▶ _Given task_:
Copy out the entries exactly, from the first line to the last.

▶ _The data_:

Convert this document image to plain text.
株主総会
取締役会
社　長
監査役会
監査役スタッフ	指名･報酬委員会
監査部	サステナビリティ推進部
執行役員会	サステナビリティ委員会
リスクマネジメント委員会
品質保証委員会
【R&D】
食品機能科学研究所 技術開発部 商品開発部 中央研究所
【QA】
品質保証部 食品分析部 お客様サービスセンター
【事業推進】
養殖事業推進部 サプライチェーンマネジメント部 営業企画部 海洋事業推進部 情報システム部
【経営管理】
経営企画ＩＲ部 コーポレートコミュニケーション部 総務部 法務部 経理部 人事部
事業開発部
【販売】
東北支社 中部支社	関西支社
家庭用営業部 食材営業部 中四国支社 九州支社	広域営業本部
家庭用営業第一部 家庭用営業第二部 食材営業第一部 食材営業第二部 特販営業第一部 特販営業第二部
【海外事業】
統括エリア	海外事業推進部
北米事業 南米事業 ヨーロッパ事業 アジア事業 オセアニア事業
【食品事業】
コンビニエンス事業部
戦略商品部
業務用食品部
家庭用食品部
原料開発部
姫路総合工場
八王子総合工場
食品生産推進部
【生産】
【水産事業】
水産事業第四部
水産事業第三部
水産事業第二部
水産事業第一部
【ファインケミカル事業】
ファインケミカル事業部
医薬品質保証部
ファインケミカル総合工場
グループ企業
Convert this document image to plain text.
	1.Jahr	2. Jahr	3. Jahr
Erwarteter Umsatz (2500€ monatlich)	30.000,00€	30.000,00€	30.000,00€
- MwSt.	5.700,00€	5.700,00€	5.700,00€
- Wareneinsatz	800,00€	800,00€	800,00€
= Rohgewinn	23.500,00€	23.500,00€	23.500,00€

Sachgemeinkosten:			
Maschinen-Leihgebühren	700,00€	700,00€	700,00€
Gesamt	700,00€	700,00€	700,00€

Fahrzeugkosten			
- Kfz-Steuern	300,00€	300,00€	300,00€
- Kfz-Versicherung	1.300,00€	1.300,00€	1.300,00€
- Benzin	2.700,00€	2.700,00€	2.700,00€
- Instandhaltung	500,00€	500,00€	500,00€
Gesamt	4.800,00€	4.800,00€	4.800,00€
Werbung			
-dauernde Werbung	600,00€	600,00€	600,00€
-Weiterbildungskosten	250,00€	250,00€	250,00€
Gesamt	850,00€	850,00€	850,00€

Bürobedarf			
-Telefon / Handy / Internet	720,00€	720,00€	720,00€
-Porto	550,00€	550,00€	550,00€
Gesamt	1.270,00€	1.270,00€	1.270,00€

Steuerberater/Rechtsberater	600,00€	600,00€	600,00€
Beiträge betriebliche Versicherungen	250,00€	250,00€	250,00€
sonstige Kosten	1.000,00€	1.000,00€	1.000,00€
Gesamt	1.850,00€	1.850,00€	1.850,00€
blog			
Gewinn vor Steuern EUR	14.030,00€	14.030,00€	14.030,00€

▶ _Solution to this exercise_:
Convert this document image to plain text.
株主総会
取締役会
社　長
監査役会
監査役スタッフ	指名･報酬委員会
監査部	サステナビリティ推進部
執行役員会	サステナビリティ委員会
リスクマネジメント委員会
品質保証委員会
【R&D】
食品機能科学研究所 技術開発部 商品開発部 中央研究所
【QA】
品質保証部 食品分析部 お客様サービスセンター
【事業推進】
養殖事業推進部 サプライチェーンマネジメント部 営業企画部 海洋事業推進部 情報システム部
【経営管理】
経営企画ＩＲ部 コーポレートコミュニケーション部 総務部 法務部 経理部 人事部
事業開発部
【販売】
東北支社 中部支社	関西支社
家庭用営業部 食材営業部 中四国支社 九州支社	広域営業本部
家庭用営業第一部 家庭用営業第二部 食材営業第一部 食材営業第二部 特販営業第一部 特販営業第二部
【海外事業】
統括エリア	海外事業推進部
北米事業 南米事業 ヨーロッパ事業 アジア事業 オセアニア事業
【食品事業】
コンビニエンス事業部
戦略商品部
業務用食品部
家庭用食品部
原料開発部
姫路総合工場
八王子総合工場
食品生産推進部
【生産】
【水産事業】
水産事業第四部
水産事業第三部
水産事業第二部
水産事業第一部
【ファインケミカル事業】
ファインケミカル事業部
医薬品質保証部
ファインケミカル総合工場
グループ企業
Convert this document image to plain text.
	1.Jahr	2. Jahr	3. Jahr
Erwarteter Umsatz (2500€ monatlich)	30.000,00€	30.000,00€	30.000,00€
- MwSt.	5.700,00€	5.700,00€	5.700,00€
- Wareneinsatz	800,00€	800,00€	800,00€
= Rohgewinn	23.500,00€	23.500,00€	23.500,00€

Sachgemeinkosten:			
Maschinen-Leihgebühren	700,00€	700,00€	700,00€
Gesamt	700,00€	700,00€	700,00€

Fahrzeugkosten			
- Kfz-Steuern	300,00€	300,00€	300,00€
- Kfz-Versicherung	1.300,00€	1.300,00€	1.300,00€
- Benzin	2.700,00€	2.700,00€	2.700,00€
- Instandhaltung	500,00€	500,00€	500,00€
Gesamt	4.800,00€	4.800,00€	4.800,00€
Werbung			
-dauernde Werbung	600,00€	600,00€	600,00€
-Weiterbildungskosten	250,00€	250,00€	250,00€
Gesamt	850,00€	850,00€	850,00€

Bürobedarf			
-Telefon / Handy / Internet	720,00€	720,00€	720,00€
-Porto	550,00€	550,00€	550,00€
Gesamt	1.270,00€	1.270,00€	1.270,00€

Steuerberater/Rechtsberater	600,00€	600,00€	600,00€
Beiträge betriebliche Versicherungen	250,00€	250,00€	250,00€
sonstige Kosten	1.000,00€	1.000,00€	1.000,00€
Gesamt	1.850,00€	1.850,00€	1.850,00€
blog			
Gewinn vor Steuern EUR	14.030,00€	14.030,00€	14.030,00€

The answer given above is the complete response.